● **PROBLEM**
In the copy, include every entry exactly but none of the images.

● **EXTRACTED DATA**

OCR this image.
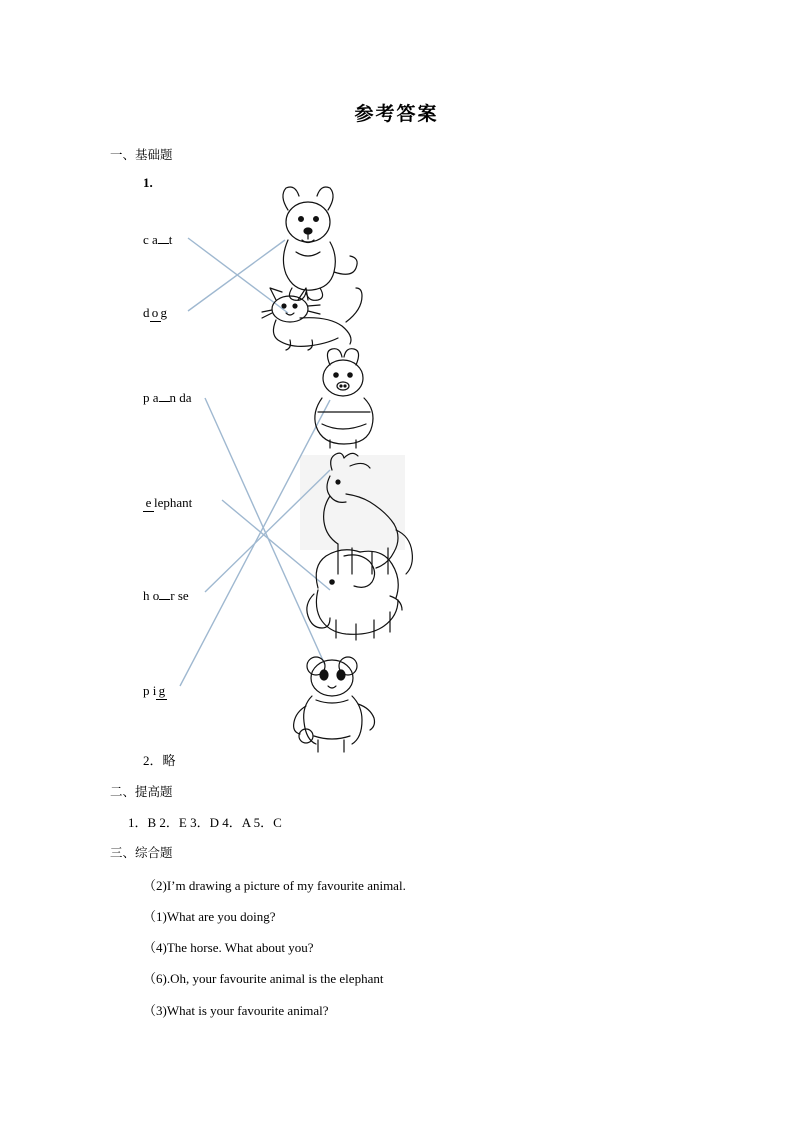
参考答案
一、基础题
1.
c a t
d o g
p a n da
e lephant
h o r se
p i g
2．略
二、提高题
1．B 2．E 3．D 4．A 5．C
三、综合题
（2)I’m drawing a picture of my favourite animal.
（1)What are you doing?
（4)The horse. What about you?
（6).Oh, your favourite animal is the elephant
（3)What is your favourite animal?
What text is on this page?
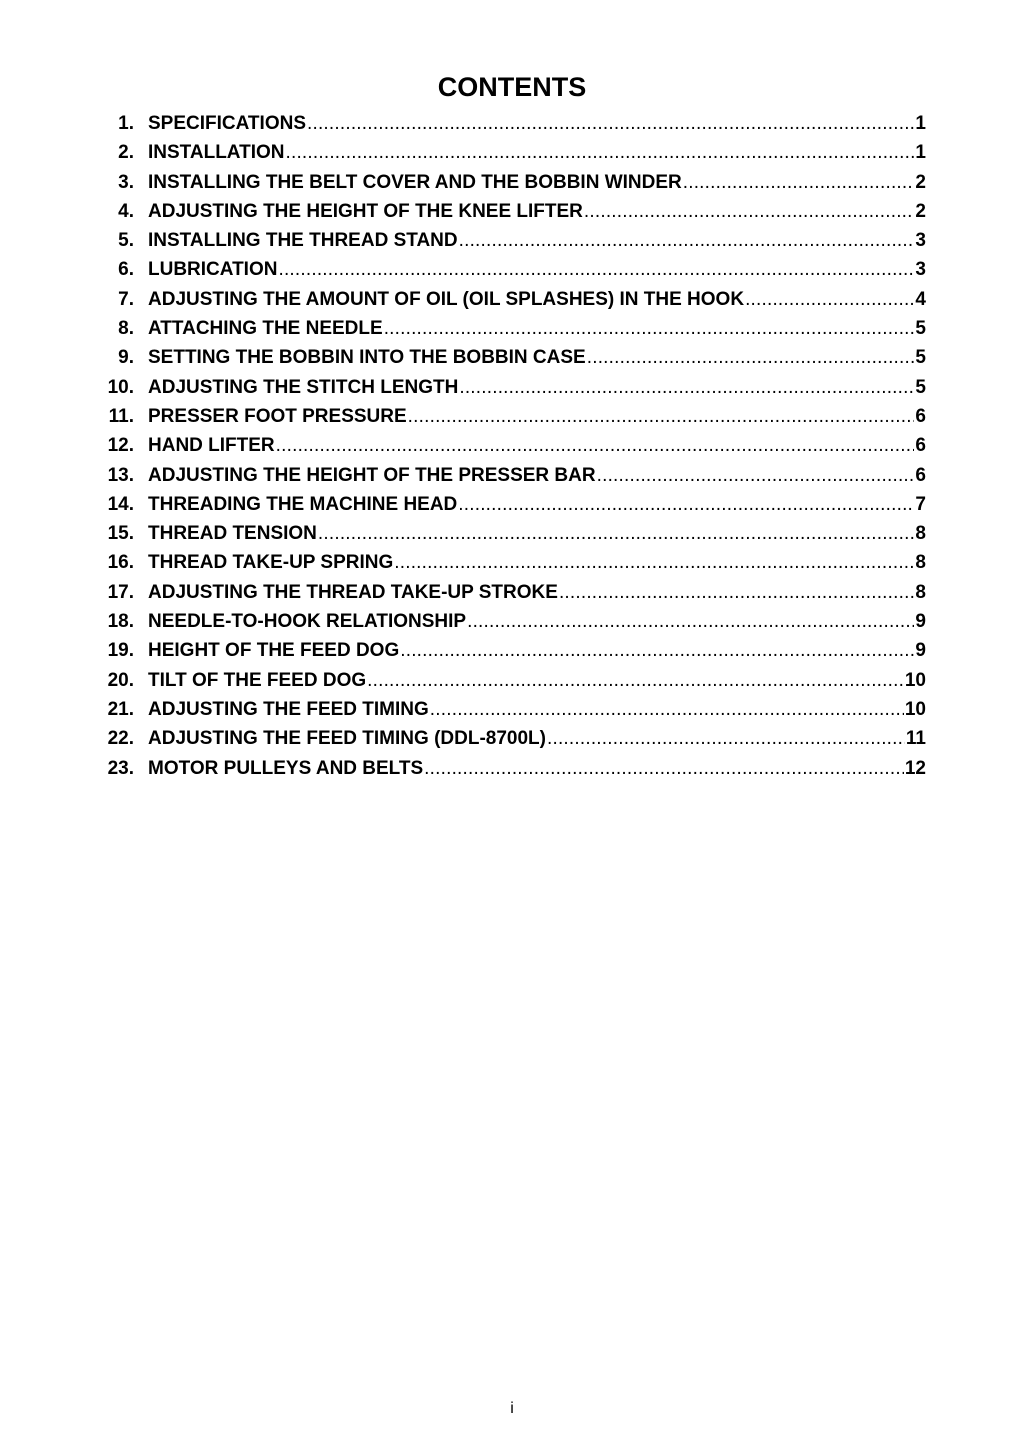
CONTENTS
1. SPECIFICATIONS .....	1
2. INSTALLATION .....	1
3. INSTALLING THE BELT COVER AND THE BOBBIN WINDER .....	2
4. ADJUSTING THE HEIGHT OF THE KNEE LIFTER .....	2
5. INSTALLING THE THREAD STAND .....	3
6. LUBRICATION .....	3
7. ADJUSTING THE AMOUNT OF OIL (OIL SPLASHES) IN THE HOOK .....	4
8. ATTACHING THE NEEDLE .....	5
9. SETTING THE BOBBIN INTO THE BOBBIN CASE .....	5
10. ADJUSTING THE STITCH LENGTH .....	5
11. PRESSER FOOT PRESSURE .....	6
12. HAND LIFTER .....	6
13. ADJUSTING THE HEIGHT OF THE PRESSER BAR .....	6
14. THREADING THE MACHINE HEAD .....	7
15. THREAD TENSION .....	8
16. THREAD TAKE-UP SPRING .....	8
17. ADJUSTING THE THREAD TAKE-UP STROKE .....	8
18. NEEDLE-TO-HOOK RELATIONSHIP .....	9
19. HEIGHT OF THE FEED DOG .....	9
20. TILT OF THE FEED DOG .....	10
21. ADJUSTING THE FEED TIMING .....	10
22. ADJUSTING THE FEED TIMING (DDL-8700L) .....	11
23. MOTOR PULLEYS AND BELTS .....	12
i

● **RESPONSE FOR THIS EXERCISE**
OCR this image.
参考答案
一、基础题
1.
c a t
d o g
p a n da
e lephant
h o r se
p i g
2．略
二、提高题
1．B 2．E 3．D 4．A 5．C
三、综合题
（2)I’m drawing a picture of my favourite animal.
（1)What are you doing?
（4)The horse. What about you?
（6).Oh, your favourite animal is the elephant
（3)What is your favourite animal?
What text is on this page?
CONTENTS
1. SPECIFICATIONS .....	1
2. INSTALLATION .....	1
3. INSTALLING THE BELT COVER AND THE BOBBIN WINDER .....	2
4. ADJUSTING THE HEIGHT OF THE KNEE LIFTER .....	2
5. INSTALLING THE THREAD STAND .....	3
6. LUBRICATION .....	3
7. ADJUSTING THE AMOUNT OF OIL (OIL SPLASHES) IN THE HOOK .....	4
8. ATTACHING THE NEEDLE .....	5
9. SETTING THE BOBBIN INTO THE BOBBIN CASE .....	5
10. ADJUSTING THE STITCH LENGTH .....	5
11. PRESSER FOOT PRESSURE .....	6
12. HAND LIFTER .....	6
13. ADJUSTING THE HEIGHT OF THE PRESSER BAR .....	6
14. THREADING THE MACHINE HEAD .....	7
15. THREAD TENSION .....	8
16. THREAD TAKE-UP SPRING .....	8
17. ADJUSTING THE THREAD TAKE-UP STROKE .....	8
18. NEEDLE-TO-HOOK RELATIONSHIP .....	9
19. HEIGHT OF THE FEED DOG .....	9
20. TILT OF THE FEED DOG .....	10
21. ADJUSTING THE FEED TIMING .....	10
22. ADJUSTING THE FEED TIMING (DDL-8700L) .....	11
23. MOTOR PULLEYS AND BELTS .....	12
i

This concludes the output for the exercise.